§ Records provided
* * * *

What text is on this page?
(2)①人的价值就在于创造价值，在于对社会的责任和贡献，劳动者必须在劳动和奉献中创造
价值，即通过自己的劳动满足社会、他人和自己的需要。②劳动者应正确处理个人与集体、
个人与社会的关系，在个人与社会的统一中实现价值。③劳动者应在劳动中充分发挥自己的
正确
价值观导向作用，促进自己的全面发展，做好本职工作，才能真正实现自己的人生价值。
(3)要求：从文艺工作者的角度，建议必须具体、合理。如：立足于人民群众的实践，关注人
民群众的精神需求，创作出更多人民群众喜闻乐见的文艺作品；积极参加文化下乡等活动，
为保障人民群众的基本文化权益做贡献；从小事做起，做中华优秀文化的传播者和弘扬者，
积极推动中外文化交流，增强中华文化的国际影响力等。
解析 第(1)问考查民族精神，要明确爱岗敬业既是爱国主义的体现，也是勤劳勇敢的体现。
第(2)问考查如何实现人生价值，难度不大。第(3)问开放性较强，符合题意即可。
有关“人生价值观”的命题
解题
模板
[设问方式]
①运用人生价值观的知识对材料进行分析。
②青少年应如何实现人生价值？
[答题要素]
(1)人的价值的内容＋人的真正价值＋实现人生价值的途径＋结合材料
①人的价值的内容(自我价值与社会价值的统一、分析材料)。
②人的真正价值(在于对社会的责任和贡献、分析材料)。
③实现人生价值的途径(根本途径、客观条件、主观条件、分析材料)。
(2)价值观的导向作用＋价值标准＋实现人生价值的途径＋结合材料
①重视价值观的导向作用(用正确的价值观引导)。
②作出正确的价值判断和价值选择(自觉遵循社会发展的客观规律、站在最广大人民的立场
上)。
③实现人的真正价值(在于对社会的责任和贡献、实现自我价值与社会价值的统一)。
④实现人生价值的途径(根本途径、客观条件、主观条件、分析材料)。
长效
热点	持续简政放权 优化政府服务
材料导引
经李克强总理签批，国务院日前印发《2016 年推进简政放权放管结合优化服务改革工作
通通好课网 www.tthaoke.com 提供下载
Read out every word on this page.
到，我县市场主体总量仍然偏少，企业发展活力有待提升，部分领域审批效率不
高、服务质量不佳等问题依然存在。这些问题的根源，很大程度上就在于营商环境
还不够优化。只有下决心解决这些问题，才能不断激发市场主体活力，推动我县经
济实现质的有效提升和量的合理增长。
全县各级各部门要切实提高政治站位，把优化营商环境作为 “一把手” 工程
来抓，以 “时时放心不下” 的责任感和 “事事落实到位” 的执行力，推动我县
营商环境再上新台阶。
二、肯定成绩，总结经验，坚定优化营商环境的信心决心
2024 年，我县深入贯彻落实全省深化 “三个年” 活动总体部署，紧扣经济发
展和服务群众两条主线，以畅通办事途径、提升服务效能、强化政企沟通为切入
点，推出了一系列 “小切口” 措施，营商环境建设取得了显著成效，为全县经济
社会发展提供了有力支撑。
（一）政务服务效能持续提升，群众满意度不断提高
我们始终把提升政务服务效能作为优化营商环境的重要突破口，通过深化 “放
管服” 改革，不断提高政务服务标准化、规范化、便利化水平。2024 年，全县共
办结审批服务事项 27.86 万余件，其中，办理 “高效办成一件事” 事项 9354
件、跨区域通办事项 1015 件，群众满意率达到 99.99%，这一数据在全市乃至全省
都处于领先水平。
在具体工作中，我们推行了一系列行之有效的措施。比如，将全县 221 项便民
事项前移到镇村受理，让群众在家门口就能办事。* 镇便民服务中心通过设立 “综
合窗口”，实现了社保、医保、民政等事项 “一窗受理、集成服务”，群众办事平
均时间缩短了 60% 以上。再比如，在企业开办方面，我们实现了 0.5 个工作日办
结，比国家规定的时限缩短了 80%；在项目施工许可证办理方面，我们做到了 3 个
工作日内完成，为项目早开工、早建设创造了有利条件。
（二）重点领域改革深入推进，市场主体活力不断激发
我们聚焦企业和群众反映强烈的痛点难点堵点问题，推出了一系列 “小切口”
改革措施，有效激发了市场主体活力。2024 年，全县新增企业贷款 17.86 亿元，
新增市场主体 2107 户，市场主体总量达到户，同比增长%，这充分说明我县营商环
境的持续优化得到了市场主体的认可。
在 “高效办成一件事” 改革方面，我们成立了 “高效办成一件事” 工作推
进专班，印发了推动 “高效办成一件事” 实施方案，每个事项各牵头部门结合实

* * * *

List all lines in the material containing the string "分析材料".

①人的价值的内容(自我价值与社会价值的统一、分析材料)。
②人的真正价值(在于对社会的责任和贡献、分析材料)。
③实现人生价值的途径(根本途径、客观条件、主观条件、分析材料)。
④实现人生价值的途径(根本途径、客观条件、主观条件、分析材料)。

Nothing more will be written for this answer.